▸ **Document extract**
** START **

I agreed with their claim that I was a “political dissident.” But I was not anti-socialist. I contacted Deng Yingtao, the son of Deng Liqun. Yingtao invited me to his home to talk with his father. When I entered his study, Deng Liqun was reading my article. I explained to him my intention in writing the essay and the logic behind it. Deng said, “It seems that you have read much on Marxism-Leninism, and your understanding of socialist theory is not wrong. But your assertion that China is not yet a socialist society would generate unhealthy political effects.” After learning about my family’s background, he said with a smile, “You are one of our own kids.” The next day, I received the admission letter from CASS’s Graduate School. Beijing Ribao (Beijing Daily) published a front-page report, entitled, “Becoming talented through self-study: Middle-school student Shen Zhihua was admitted to a graduate degree program.”
In my opinion, science exists to inquire about the truth, and historical study is to seek the historical truth. With this ideal in mind, I worked to find a topic for my Master’s thesis. At first, I wanted to work on the Korean War because Chinese history books stated that the war was started by South Korea, which was instigated by the United States. But how could Seoul, the capital of South Korea, have been occupied by North Korea only three days after the outbreak of the war, I wondered. There could be some hidden historical facts here. My job was to dig them out. But due to the political sensitivity of the topic, I had to give it up. Then, the Institute of World History assigned me to research African history, and I started to study African socialism. When China’s “Reform and Opening” was started in the late 1970s, I began to research the history of the Soviet Union, focusing on Vladimir Lenin’s New Economic Policy.
Professor Qi Shirong was my Master’s thesis advisor, and he was a famous modern world history scholar in China. Professor Qi advised that all historical research started from research into archival sources. If you want to write a 10,000-word essay, you should have grasped at least one-million-word’s-worth of historical documents. How could you explore historical truth without sufficient documentation? This was the biggest lesson of my graduate studies, underpinning my long-held faith in historical research. Professor Qi and I had frequent long conversations, and he often encouraged me by saying, “You should continue to work like this, and in ten years, you will be a first-rate scholar in China.” I was very proud of myself at the time.

** END **

[Stored items from a collection]
** START **

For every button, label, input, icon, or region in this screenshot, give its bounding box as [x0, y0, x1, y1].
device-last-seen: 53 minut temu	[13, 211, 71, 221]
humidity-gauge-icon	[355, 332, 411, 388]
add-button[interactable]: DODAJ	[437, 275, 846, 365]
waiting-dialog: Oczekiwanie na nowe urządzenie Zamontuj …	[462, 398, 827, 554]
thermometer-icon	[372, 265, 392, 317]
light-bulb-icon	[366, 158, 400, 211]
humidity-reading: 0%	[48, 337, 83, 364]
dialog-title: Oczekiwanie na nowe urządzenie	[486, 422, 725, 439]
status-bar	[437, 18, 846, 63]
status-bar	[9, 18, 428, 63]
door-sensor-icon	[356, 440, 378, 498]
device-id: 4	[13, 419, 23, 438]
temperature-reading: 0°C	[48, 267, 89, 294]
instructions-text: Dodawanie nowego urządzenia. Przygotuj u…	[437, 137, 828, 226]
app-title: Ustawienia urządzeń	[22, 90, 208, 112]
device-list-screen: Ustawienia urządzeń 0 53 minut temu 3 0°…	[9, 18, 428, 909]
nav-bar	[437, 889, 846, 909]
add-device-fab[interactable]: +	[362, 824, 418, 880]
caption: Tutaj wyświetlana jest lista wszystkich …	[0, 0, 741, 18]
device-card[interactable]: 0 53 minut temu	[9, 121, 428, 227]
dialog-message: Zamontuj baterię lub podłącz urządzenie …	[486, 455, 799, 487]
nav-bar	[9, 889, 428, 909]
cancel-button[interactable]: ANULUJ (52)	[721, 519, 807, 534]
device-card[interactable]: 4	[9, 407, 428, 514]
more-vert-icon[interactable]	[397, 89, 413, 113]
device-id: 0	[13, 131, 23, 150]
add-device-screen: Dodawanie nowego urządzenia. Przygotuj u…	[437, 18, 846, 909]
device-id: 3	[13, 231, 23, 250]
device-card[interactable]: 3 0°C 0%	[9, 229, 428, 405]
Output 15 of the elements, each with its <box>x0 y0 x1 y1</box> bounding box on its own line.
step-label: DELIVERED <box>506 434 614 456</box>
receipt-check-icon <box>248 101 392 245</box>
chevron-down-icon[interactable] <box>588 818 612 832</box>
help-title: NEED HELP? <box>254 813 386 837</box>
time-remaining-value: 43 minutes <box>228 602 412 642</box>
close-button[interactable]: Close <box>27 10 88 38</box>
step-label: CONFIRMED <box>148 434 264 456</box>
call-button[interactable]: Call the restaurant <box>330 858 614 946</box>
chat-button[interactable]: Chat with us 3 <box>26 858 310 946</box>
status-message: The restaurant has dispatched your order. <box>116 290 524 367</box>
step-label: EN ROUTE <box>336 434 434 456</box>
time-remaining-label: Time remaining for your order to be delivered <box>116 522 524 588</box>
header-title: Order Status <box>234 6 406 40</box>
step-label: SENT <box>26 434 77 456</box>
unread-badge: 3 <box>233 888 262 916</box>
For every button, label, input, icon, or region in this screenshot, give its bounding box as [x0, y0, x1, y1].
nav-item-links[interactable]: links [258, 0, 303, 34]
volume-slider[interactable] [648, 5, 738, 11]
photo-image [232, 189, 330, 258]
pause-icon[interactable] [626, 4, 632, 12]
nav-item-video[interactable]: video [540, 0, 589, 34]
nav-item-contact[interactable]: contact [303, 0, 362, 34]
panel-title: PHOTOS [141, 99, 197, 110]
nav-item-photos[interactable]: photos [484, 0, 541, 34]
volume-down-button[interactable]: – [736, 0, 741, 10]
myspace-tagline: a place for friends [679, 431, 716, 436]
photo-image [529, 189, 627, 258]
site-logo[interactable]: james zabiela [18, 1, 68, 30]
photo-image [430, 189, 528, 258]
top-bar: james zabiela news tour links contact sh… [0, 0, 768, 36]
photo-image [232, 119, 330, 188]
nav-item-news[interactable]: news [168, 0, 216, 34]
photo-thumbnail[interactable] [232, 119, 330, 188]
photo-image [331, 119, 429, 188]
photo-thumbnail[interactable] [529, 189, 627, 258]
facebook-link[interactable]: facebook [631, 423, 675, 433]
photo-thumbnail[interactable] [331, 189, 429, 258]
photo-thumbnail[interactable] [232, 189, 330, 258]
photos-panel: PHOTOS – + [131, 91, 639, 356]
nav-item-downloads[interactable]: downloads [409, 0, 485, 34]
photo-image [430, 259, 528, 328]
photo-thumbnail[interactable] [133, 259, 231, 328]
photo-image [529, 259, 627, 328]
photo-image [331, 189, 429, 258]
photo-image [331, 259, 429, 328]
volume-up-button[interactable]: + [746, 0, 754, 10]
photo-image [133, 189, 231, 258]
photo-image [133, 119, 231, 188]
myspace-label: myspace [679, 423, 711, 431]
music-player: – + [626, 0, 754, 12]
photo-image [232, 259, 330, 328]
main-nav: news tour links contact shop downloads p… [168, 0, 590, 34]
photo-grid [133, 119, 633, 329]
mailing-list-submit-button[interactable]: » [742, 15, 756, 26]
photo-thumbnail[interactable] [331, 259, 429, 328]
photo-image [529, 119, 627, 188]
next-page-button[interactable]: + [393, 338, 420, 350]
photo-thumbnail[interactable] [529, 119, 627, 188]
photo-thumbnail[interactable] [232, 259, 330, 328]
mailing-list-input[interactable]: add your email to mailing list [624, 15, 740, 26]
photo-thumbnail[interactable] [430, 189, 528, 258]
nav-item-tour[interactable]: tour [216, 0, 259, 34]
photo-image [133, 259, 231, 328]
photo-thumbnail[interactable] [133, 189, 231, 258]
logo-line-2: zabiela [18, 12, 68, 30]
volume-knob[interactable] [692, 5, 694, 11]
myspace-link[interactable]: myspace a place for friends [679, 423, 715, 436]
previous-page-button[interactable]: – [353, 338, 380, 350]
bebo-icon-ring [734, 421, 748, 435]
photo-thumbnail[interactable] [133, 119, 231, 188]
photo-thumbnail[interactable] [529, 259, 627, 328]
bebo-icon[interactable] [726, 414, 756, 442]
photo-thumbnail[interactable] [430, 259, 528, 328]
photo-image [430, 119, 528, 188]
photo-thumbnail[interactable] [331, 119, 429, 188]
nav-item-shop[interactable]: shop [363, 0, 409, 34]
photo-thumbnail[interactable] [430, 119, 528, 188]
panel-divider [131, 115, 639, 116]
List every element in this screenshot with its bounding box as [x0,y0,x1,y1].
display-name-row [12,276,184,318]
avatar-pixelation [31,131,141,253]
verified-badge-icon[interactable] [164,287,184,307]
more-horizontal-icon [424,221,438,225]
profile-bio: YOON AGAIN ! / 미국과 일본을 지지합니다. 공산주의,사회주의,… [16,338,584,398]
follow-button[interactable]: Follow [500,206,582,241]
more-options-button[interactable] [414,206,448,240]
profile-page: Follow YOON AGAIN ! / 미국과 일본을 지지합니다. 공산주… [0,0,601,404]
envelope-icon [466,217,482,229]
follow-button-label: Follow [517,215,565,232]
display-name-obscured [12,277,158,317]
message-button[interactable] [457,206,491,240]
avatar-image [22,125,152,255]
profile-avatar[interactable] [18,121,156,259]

** END **

▸ **Written tasks**
1 > List every person the memoir excerpt names.
2 > In the memoir excerpt, why did the narrator first want to write the Master's thesis on the Korean War, and why was that topic dropped?
3 > Write the next paragraph of the memoir excerpt, picking up after its final sentence.
The records were drawn from a different source than the memoir excerpt.

▸ **Expected responses**
1 > Deng Yingtao, Deng Liqun, Shen Zhihua, Vladimir Lenin, Qi Shirong

2 > Chinese history books said South Korea started the war at the urging of the United States. The narrator doubted this, since North Korea occupied Seoul only three days after the war broke out, and suspected there were hidden historical facts to uncover. The topic was given up because it was politically sensitive.

3 >
Here was indeed a rare opportunity for me to have graduate training. I truly valued it. For three years, I got up early and slept late, and my work ethic never slackened. Mr. Liao Mosha, who was a vice mayor of Beijing before the Cultural Revolution once wrote the two-line Chinese poem in calligraphic style, “Diligence is the path to the mountain of knowledge, hard-work is the boat to the endless sea of learning,” to congratulate me on being accepted to the graduate program. These words became my companion. In addition to completing assigned readings and course work, I wrote and published six academic articles during my graduate study, some of which were reprinted by Renmin Ribao (People’s Daily). Mr. Zhu Tingguang, director of the Institute of World History had a high opinion of me. When a national World History conference was held, student candidates were not able to make the trip to the conference due to budget constraints. In order to give me an opportunity to present my work at this major conference, Mr. Zhu gave up his air ticket and transferred the fund to cover my airfare. At the conference, I met several prominent scholars of World History in China. When I recall this episode, I am still very much moved.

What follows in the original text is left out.